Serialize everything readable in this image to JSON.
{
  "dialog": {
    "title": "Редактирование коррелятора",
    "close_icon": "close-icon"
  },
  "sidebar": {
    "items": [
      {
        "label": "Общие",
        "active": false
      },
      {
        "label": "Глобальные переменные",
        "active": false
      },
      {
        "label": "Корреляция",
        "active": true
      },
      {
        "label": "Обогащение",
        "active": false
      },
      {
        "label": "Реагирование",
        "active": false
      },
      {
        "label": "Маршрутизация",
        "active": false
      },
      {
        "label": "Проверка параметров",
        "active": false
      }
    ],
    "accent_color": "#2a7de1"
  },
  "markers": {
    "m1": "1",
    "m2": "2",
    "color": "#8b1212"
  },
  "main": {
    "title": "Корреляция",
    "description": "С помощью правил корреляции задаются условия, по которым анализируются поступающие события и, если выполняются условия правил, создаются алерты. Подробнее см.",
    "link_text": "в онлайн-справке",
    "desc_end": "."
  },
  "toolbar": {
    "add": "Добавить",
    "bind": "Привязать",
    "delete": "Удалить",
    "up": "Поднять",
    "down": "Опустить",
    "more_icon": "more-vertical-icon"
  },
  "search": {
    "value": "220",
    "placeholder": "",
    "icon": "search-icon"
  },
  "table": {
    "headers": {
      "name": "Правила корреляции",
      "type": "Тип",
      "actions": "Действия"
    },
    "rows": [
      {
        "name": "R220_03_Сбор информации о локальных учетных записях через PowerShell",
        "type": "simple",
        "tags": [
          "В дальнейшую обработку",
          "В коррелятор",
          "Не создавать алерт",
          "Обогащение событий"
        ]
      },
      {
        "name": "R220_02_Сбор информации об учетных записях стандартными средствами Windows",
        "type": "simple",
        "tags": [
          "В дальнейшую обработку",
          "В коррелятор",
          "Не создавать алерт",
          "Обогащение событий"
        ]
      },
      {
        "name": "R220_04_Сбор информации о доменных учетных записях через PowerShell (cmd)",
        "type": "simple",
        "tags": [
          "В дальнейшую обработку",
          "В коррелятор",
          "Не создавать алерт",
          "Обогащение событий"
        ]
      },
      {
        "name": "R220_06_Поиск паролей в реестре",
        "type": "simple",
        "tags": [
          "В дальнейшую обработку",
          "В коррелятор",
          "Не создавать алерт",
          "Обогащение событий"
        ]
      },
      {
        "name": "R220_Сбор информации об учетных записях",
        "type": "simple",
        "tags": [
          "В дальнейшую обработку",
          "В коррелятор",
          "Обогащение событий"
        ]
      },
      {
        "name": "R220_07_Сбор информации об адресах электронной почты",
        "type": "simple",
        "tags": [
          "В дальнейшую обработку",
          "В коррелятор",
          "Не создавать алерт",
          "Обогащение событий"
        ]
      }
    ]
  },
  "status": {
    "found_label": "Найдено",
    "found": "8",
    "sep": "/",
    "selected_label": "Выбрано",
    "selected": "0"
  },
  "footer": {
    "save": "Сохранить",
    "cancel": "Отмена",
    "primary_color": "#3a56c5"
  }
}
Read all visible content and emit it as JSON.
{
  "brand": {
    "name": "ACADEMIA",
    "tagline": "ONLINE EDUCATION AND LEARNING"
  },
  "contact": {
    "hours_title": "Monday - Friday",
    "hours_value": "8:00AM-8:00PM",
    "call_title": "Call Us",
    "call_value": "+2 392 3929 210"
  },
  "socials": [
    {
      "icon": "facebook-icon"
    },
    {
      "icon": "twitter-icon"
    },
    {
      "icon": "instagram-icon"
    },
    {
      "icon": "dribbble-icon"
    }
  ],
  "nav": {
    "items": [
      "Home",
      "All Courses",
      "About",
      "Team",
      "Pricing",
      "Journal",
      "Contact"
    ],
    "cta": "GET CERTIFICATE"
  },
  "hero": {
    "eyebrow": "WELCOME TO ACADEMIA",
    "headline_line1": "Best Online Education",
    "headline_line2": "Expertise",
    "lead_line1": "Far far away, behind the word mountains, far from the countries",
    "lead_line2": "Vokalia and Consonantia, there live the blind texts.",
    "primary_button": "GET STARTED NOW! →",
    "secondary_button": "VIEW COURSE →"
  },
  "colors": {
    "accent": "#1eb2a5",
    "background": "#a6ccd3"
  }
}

══════════

In the listing, find every line containing the word "icon" and list it.

    "close_icon": "close-icon"
    "more_icon": "more-vertical-icon"
    "icon": "search-icon"
      "icon": "facebook-icon"
      "icon": "twitter-icon"
      "icon": "instagram-icon"
      "icon": "dribbble-icon"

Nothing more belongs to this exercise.